• PROBLEM DETAILS:
Gather up every line from the entries below that uses the word "Immature".

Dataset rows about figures
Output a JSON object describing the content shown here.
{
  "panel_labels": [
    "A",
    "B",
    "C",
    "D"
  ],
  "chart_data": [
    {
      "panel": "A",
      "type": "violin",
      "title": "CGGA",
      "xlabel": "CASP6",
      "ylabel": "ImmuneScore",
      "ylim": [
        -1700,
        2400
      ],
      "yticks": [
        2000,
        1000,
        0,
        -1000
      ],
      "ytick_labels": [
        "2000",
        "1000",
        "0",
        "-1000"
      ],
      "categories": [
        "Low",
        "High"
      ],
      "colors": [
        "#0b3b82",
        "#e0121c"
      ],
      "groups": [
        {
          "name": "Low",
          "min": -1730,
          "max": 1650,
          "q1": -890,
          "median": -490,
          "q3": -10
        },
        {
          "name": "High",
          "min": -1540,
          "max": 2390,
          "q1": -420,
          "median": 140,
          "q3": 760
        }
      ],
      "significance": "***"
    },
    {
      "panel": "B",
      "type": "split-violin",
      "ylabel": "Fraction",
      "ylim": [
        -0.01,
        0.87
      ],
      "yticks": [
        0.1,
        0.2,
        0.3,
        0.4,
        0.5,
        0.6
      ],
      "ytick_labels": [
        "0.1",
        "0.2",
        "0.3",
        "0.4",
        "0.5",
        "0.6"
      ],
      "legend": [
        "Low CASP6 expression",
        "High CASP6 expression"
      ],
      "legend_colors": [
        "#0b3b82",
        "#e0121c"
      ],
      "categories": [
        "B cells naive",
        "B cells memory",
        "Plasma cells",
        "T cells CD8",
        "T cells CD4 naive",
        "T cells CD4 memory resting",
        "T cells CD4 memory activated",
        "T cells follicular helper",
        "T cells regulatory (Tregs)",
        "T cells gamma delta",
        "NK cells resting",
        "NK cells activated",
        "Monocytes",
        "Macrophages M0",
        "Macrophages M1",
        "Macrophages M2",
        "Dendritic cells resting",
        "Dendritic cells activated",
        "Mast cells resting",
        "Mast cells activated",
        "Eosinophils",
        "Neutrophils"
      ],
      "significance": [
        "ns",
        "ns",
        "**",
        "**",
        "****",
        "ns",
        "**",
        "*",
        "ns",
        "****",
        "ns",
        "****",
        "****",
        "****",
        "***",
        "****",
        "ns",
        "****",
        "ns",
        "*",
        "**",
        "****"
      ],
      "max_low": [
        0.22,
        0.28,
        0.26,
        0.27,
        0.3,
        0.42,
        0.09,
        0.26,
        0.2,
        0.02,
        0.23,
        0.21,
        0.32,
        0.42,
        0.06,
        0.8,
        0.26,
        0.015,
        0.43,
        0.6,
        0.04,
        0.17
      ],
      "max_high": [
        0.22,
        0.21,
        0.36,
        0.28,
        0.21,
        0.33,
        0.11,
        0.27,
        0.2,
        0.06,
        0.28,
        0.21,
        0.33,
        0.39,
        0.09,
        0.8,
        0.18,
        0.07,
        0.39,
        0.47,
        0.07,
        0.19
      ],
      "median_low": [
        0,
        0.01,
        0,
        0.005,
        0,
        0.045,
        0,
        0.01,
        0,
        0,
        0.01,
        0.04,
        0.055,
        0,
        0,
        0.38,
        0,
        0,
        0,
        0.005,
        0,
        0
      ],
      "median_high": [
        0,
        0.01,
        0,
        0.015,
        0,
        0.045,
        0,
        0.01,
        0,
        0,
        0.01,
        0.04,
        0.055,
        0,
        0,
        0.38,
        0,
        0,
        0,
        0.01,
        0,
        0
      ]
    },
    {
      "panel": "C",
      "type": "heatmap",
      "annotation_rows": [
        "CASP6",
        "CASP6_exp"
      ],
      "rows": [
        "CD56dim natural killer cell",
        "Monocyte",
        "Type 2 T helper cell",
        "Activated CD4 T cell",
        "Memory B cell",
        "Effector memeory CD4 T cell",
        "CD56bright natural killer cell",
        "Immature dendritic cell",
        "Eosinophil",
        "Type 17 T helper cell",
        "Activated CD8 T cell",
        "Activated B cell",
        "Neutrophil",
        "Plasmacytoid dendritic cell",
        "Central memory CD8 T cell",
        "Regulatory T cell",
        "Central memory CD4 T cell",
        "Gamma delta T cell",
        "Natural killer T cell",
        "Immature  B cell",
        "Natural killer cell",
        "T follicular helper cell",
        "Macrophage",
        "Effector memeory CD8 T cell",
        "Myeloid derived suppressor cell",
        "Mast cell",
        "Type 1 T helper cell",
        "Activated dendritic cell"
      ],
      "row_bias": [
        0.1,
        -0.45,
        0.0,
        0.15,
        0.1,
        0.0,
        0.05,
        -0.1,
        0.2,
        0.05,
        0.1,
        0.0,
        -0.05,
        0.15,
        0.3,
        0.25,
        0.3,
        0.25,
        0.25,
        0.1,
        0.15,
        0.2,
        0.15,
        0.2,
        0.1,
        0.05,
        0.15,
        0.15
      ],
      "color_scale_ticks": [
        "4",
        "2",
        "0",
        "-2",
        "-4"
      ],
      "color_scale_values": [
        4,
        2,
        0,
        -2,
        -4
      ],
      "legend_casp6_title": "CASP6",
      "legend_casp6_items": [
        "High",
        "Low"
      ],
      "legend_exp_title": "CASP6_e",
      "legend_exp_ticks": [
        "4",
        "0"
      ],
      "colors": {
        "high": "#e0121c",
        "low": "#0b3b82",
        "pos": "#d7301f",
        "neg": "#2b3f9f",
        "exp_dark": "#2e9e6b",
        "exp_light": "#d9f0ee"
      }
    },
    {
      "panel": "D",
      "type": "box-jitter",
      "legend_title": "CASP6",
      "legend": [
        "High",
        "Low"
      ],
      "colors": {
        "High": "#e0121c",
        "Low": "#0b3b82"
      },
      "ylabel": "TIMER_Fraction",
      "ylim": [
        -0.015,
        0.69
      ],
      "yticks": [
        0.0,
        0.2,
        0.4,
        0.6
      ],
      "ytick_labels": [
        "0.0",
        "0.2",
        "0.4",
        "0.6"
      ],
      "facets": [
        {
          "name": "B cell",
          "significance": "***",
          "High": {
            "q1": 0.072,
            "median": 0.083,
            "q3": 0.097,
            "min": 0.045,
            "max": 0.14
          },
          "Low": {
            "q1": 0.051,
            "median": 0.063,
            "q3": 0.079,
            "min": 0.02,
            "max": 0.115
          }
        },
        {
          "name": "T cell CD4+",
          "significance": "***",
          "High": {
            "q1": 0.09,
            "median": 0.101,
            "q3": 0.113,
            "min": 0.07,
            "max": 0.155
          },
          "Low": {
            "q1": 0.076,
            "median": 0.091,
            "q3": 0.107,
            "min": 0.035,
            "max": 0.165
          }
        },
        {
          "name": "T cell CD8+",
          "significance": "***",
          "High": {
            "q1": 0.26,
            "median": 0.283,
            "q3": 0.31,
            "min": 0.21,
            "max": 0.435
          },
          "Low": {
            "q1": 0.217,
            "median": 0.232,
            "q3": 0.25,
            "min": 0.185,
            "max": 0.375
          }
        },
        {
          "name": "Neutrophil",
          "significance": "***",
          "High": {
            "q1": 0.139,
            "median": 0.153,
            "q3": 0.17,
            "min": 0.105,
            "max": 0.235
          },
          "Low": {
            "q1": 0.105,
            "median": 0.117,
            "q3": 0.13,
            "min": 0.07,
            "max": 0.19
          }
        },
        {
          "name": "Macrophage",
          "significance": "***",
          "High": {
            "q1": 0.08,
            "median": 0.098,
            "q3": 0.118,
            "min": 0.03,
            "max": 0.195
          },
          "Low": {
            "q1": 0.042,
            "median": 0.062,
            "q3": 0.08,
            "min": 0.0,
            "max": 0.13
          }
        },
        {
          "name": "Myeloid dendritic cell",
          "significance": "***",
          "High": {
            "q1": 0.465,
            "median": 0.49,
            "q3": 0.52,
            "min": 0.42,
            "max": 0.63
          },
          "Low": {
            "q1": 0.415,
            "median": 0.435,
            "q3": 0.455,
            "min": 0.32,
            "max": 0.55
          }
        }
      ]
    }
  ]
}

• RESPONSE TO THE EXERCISE:
        "Immature dendritic cell",
        "Immature  B cell",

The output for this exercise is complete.